> Instruction: Restate the records below word for word.

> Items:

⁂

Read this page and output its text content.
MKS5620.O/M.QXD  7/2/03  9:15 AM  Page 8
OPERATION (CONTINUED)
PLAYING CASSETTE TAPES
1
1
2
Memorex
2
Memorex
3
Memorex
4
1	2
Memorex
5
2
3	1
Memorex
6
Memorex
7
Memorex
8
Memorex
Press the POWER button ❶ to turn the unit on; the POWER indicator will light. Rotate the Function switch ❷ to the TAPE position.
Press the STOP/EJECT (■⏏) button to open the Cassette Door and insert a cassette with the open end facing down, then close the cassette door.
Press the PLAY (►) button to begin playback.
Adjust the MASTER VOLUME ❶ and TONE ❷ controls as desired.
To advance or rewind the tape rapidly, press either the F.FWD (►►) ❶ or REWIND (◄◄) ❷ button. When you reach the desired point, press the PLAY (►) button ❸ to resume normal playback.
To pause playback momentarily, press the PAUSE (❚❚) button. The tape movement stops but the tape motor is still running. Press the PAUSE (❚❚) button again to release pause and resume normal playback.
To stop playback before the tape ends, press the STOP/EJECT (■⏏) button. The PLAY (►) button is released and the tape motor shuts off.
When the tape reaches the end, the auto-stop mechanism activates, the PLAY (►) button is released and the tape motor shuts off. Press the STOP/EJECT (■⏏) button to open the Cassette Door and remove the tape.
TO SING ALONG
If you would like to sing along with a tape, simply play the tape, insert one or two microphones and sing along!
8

⁂

> Answer for the task:
Read this page and output its text content.
MKS5620.O/M.QXD  7/2/03  9:15 AM  Page 8
OPERATION (CONTINUED)
PLAYING CASSETTE TAPES
1
1
2
Memorex
2
Memorex
3
Memorex
4
1	2
Memorex
5
2
3	1
Memorex
6
Memorex
7
Memorex
8
Memorex
Press the POWER button ❶ to turn the unit on; the POWER indicator will light. Rotate the Function switch ❷ to the TAPE position.
Press the STOP/EJECT (■⏏) button to open the Cassette Door and insert a cassette with the open end facing down, then close the cassette door.
Press the PLAY (►) button to begin playback.
Adjust the MASTER VOLUME ❶ and TONE ❷ controls as desired.
To advance or rewind the tape rapidly, press either the F.FWD (►►) ❶ or REWIND (◄◄) ❷ button. When you reach the desired point, press the PLAY (►) button ❸ to resume normal playback.
To pause playback momentarily, press the PAUSE (❚❚) button. The tape movement stops but the tape motor is still running. Press the PAUSE (❚❚) button again to release pause and resume normal playback.
To stop playback before the tape ends, press the STOP/EJECT (■⏏) button. The PLAY (►) button is released and the tape motor shuts off.
When the tape reaches the end, the auto-stop mechanism activates, the PLAY (►) button is released and the tape motor shuts off. Press the STOP/EJECT (■⏏) button to open the Cassette Door and remove the tape.
TO SING ALONG
If you would like to sing along with a tape, simply play the tape, insert one or two microphones and sing along!
8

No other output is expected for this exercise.